Given exercise:
Pick out every line that holds the string "والمثبت" and copy it.

----------

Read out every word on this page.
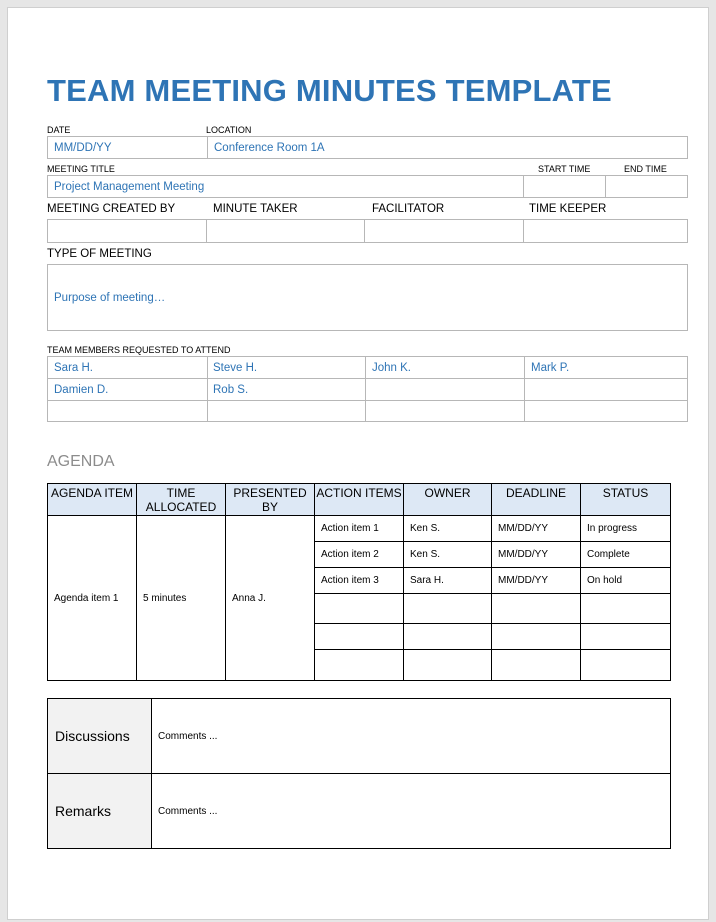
TEAM MEETING MINUTES TEMPLATE
DATE	LOCATION
MM/DD/YY	Conference Room 1A
MEETING TITLE	START TIME	END TIME
Project Management Meeting
MEETING CREATED BY	MINUTE TAKER	FACILITATOR	TIME KEEPER
TYPE OF MEETING
Purpose of meeting…
TEAM MEMBERS REQUESTED TO ATTEND
Sara H.	Steve H.	John K.	Mark P.
Damien D.	Rob S.
AGENDA
AGENDA ITEM	TIME ALLOCATED	PRESENTED BY	ACTION ITEMS	OWNER	DEADLINE	STATUS
Agenda item 1	5 minutes	Anna J.	Action item 1	Ken S.	MM/DD/YY	In progress
			Action item 2	Ken S.	MM/DD/YY	Complete
			Action item 3	Sara H.	MM/DD/YY	On hold

Discussions	Comments ...
Remarks	Comments ...
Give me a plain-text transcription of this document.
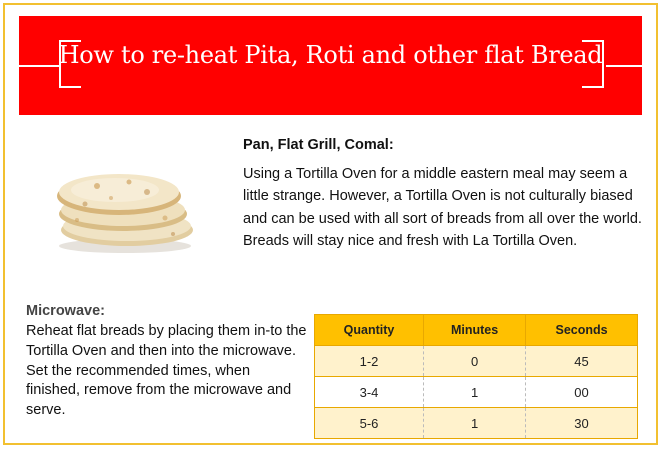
How to re-heat Pita, Roti and other flat Bread
Pan, Flat Grill, Comal:
Using a Tortilla Oven for a middle eastern meal may seem a little strange. However, a Tortilla Oven is not culturally biased and can be used with all sort of breads from all over the world. Breads will stay nice and fresh with La Tortilla Oven.
Microwave:
Reheat flat breads by placing them in-to the Tortilla Oven and then into the microwave. Set the recommended times, when finished, remove from the microwave and serve.
Quantity	Minutes	Seconds
1-2	0	45
3-4	1	00
5-6	1	30
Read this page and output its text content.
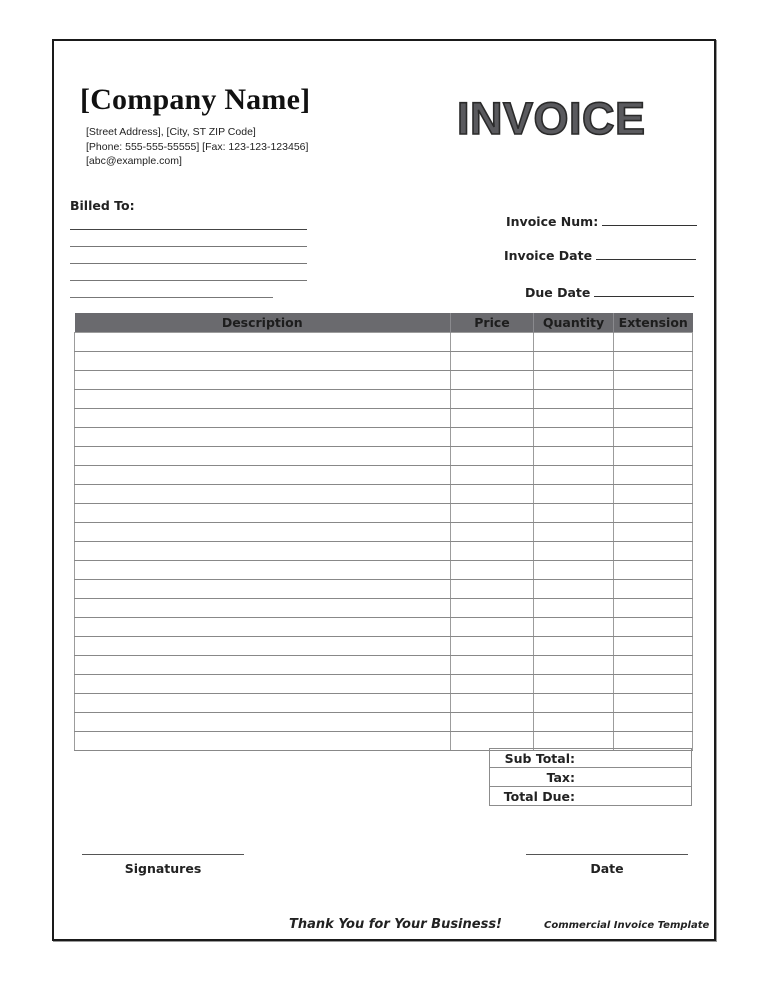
[Company Name]
[Street Address], [City, ST ZIP Code]
[Phone: 555-555-55555] [Fax: 123-123-123456]
[abc@example.com]
INVOICE
Billed To:
Invoice Num:
Invoice Date
Due Date
Description	Price	Quantity	Extension

Sub Total:	
Tax:	
Total Due:	
Signatures	Date
Thank You for Your Business!	Commercial Invoice Template
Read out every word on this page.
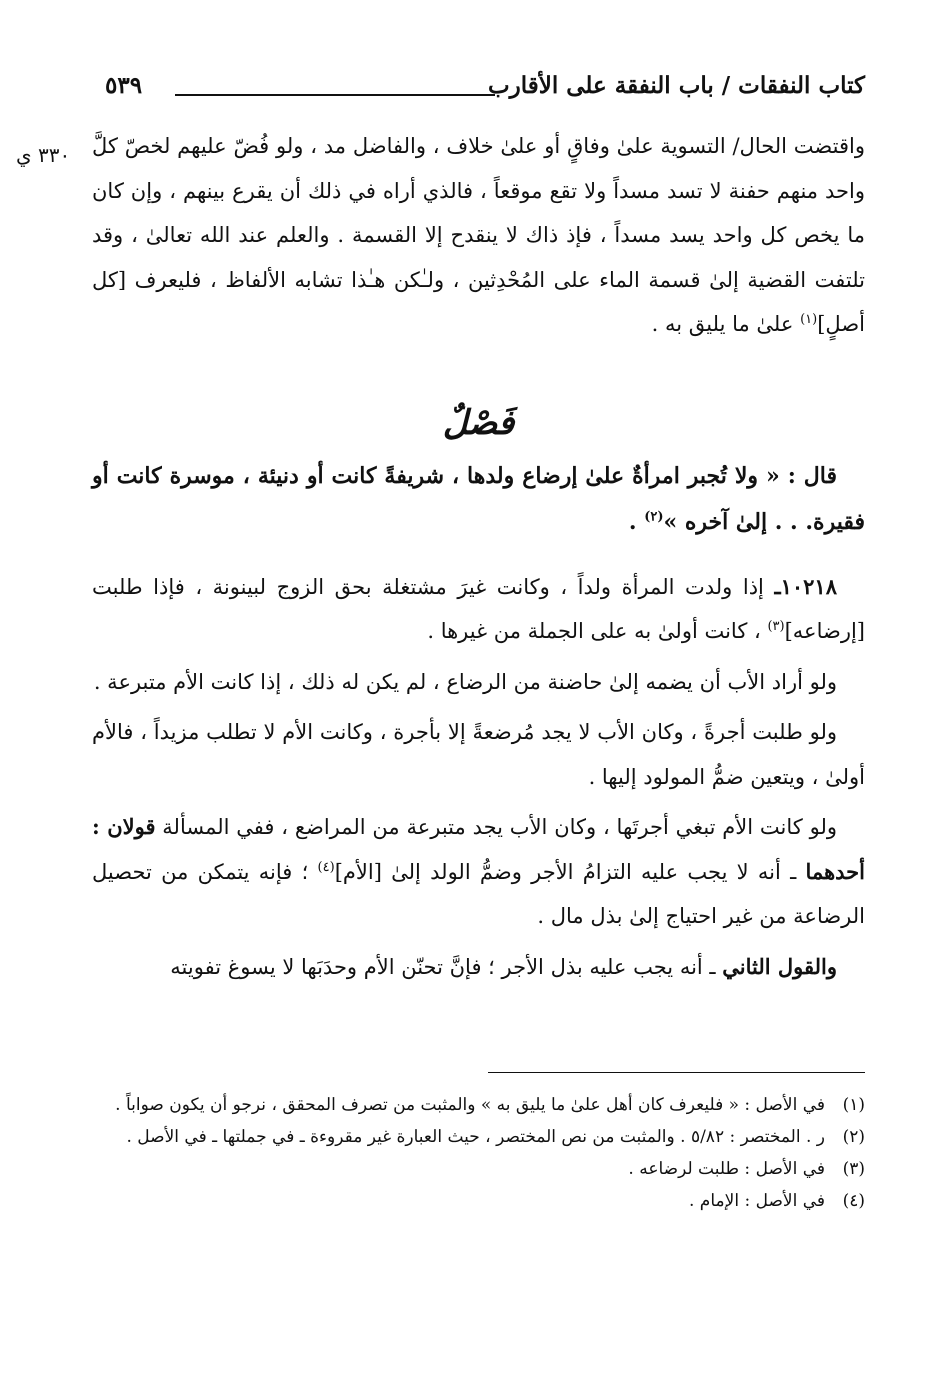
كتاب النفقات / باب النفقة على الأقارب
٥٣٩
٣٣٠ ي واقتضت الحال/ التسوية علىٰ وفاقٍ أو علىٰ خلاف ، والفاضل مد ، ولو فُضّ عليهم لخصّ كلَّ واحد منهم حفنة لا تسد مسداً ولا تقع موقعاً ، فالذي أراه في ذلك أن يقرع بينهم ، وإن كان ما يخص كل واحد يسد مسداً ، فإذ ذاك لا ينقدح إلا القسمة . والعلم عند الله تعالىٰ ، وقد تلتفت القضية إلىٰ قسمة الماء على المُحْدِثين ، ولـٰكن هـٰذا تشابه الألفاظ ، فليعرف [كل أصلٍ]$^{(١)}$ علىٰ ما يليق به .

فَصْلٌ

قال : « ولا تُجبر امرأةٌ علىٰ إرضاع ولدها ، شريفةً كانت أو دنيئة ، موسرة كانت أو فقيرة. . . إلىٰ آخره »$^{(٢)}$ .

١٠٢١٨ـ إذا ولدت المرأة ولداً ، وكانت غيرَ مشتغلة بحق الزوج لبينونة ، فإذا طلبت [إرضاعه]$^{(٣)}$ ، كانت أولىٰ به على الجملة من غيرها .

ولو أراد الأب أن يضمه إلىٰ حاضنة من الرضاع ، لم يكن له ذلك ، إذا كانت الأم متبرعة .

ولو طلبت أجرةً ، وكان الأب لا يجد مُرضعةً إلا بأجرة ، وكانت الأم لا تطلب مزيداً ، فالأم أولىٰ ، ويتعين ضمُّ المولود إليها .

ولو كانت الأم تبغي أجرتَها ، وكان الأب يجد متبرعة من المراضع ، ففي المسألة قولان : أحدهما ـ أنه لا يجب عليه التزامُ الأجر وضمُّ الولد إلىٰ [الأم]$^{(٤)}$ ؛ فإنه يتمكن من تحصيل الرضاعة من غير احتياج إلىٰ بذل مال .

والقول الثاني ـ أنه يجب عليه بذل الأجر ؛ فإنَّ تحنّن الأم وحدَبَها لا يسوغ تفويته

(١)
في الأصل : « فليعرف كان أهل علىٰ ما يليق به » والمثبت من تصرف المحقق ، نرجو أن يكون صواباً .
(٢)
ر . المختصر : ٥/٨٢ . والمثبت من نص المختصر ، حيث العبارة غير مقروءة ـ في جملتها ـ في الأصل .
(٣)
في الأصل : طلبت لرضاعه .
(٤)
في الأصل : الإمام .
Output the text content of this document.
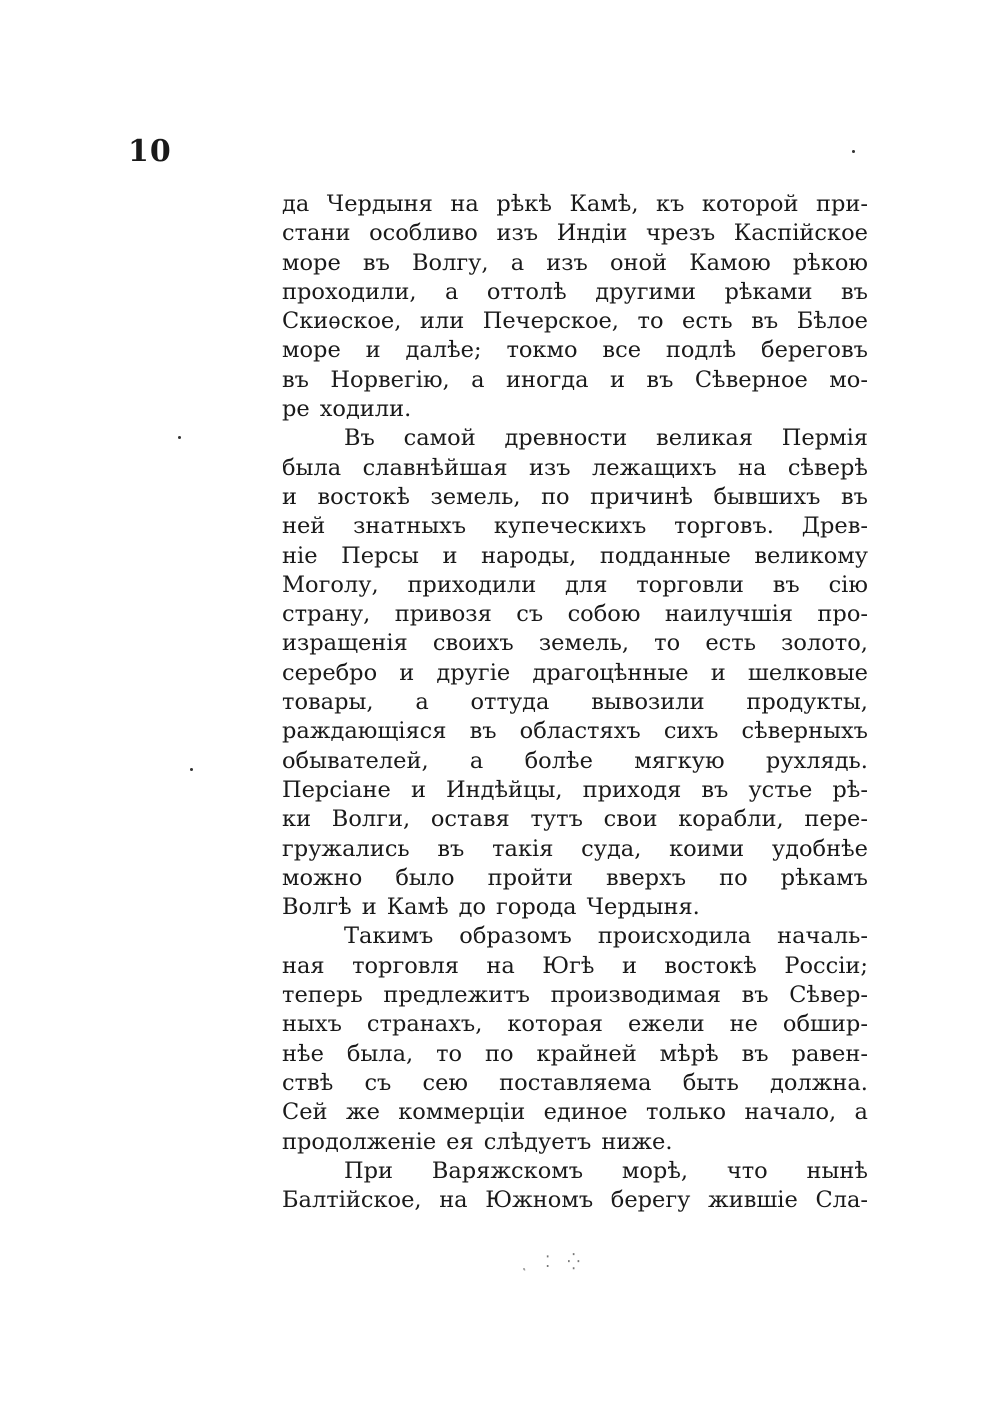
10
да Чердыня на рѣкѣ Камѣ, къ которой при-
стани особливо изъ Индіи чрезъ Каспійское
море въ Волгу, а изъ оной Камою рѣкою
проходили, а оттолѣ другими рѣками въ
Скиѳское, или Печерское, то есть въ Бѣлое
море и далѣе; токмо все подлѣ береговъ
въ Норвегію, а иногда и въ Сѣверное мо-
ре ходили.
Въ самой древности великая Пермія
была славнѣйшая изъ лежащихъ на сѣверѣ
и востокѣ земель, по причинѣ бывшихъ въ
ней знатныхъ купеческихъ торговъ. Древ-
ніе Персы и народы, подданные великому
Моголу, приходили для торговли въ сію
страну, привозя съ собою наилучшія про-
изращенія своихъ земель, то есть золото,
серебро и другіе драгоцѣнные и шелковые
товары, а оттуда вывозили продукты,
раждающіяся въ областяхъ сихъ сѣверныхъ
обывателей, а болѣе мягкую рухлядь.
Персіане и Индѣйцы, приходя въ устье рѣ-
ки Волги, оставя тутъ свои корабли, пере-
гружались въ такія суда, коими удобнѣе
можно было пройти вверхъ по рѣкамъ
Волгѣ и Камѣ до города Чердыня.
Такимъ образомъ происходила началь-
ная торговля на Югѣ и востокѣ Россіи;
теперь предлежитъ производимая въ Сѣвер-
ныхъ странахъ, которая ежели не обшир-
нѣе была, то по крайней мѣрѣ въ равен-
ствѣ съ сею поставляема быть должна.
Сей же коммерціи единое только начало, а
продолженіе ея слѣдуетъ ниже.
При Варяжскомъ морѣ, что нынѣ
Балтійское, на Южномъ берегу жившіе Сла-
ͺ ⁚ ⁛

----------

Answer for this exercise:
في الأصل : « فليعرف كان أهل علىٰ ما يليق به » والمثبت من تصرف المحقق ، نرجو أن يكون صواباً .
ر . المختصر : ٥/٨٢ . والمثبت من نص المختصر ، حيث العبارة غير مقروءة ـ في جملتها ـ في الأصل .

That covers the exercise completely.